--- Data rows ---

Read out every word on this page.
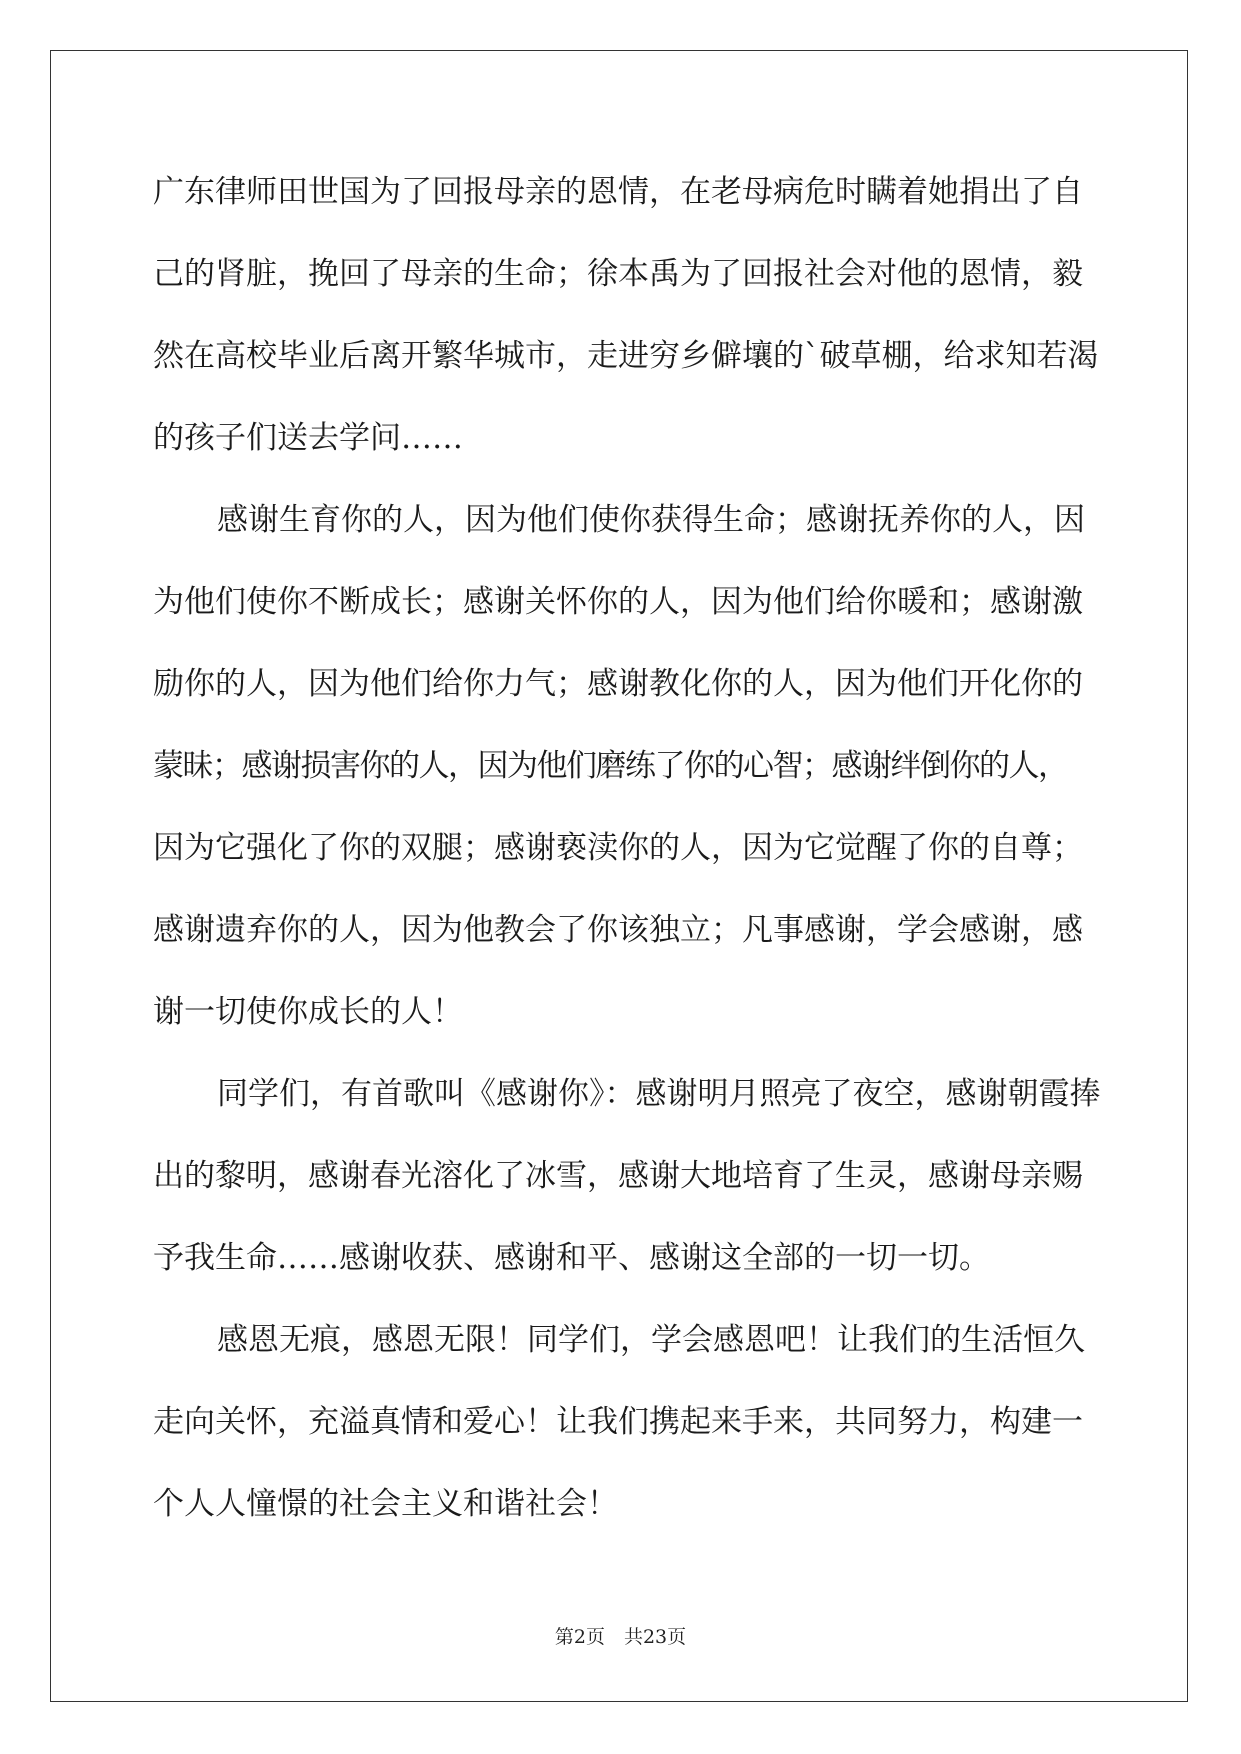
广东律师田世国为了回报母亲的恩情，在老母病危时瞒着她捐出了自
己的肾脏，挽回了母亲的生命；徐本禹为了回报社会对他的恩情，毅
然在高校毕业后离开繁华城市，走进穷乡僻壤的`破草棚，给求知若渴
的孩子们送去学问……
感谢生育你的人，因为他们使你获得生命；感谢抚养你的人，因
为他们使你不断成长；感谢关怀你的人，因为他们给你暖和；感谢激
励你的人，因为他们给你力气；感谢教化你的人，因为他们开化你的
蒙昧；感谢损害你的人，因为他们磨练了你的心智；感谢绊倒你的人，
因为它强化了你的双腿；感谢亵渎你的人，因为它觉醒了你的自尊；
感谢遗弃你的人，因为他教会了你该独立；凡事感谢，学会感谢，感
谢一切使你成长的人！
同学们，有首歌叫《感谢你》：感谢明月照亮了夜空，感谢朝霞捧
出的黎明，感谢春光溶化了冰雪，感谢大地培育了生灵，感谢母亲赐
予我生命……感谢收获、感谢和平、感谢这全部的一切一切。
感恩无痕，感恩无限！同学们，学会感恩吧！让我们的生活恒久
走向关怀，充溢真情和爱心！让我们携起来手来，共同努力，构建一
个人人憧憬的社会主义和谐社会！
第2页　共23页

---

Reproduce every line precisely as given, omitting all pictures.

*Complete response*
Read out every word on this page.
广东律师田世国为了回报母亲的恩情，在老母病危时瞒着她捐出了自
己的肾脏，挽回了母亲的生命；徐本禹为了回报社会对他的恩情，毅
然在高校毕业后离开繁华城市，走进穷乡僻壤的`破草棚，给求知若渴
的孩子们送去学问……
感谢生育你的人，因为他们使你获得生命；感谢抚养你的人，因
为他们使你不断成长；感谢关怀你的人，因为他们给你暖和；感谢激
励你的人，因为他们给你力气；感谢教化你的人，因为他们开化你的
蒙昧；感谢损害你的人，因为他们磨练了你的心智；感谢绊倒你的人，
因为它强化了你的双腿；感谢亵渎你的人，因为它觉醒了你的自尊；
感谢遗弃你的人，因为他教会了你该独立；凡事感谢，学会感谢，感
谢一切使你成长的人！
同学们，有首歌叫《感谢你》：感谢明月照亮了夜空，感谢朝霞捧
出的黎明，感谢春光溶化了冰雪，感谢大地培育了生灵，感谢母亲赐
予我生命……感谢收获、感谢和平、感谢这全部的一切一切。
感恩无痕，感恩无限！同学们，学会感恩吧！让我们的生活恒久
走向关怀，充溢真情和爱心！让我们携起来手来，共同努力，构建一
个人人憧憬的社会主义和谐社会！
第2页　共23页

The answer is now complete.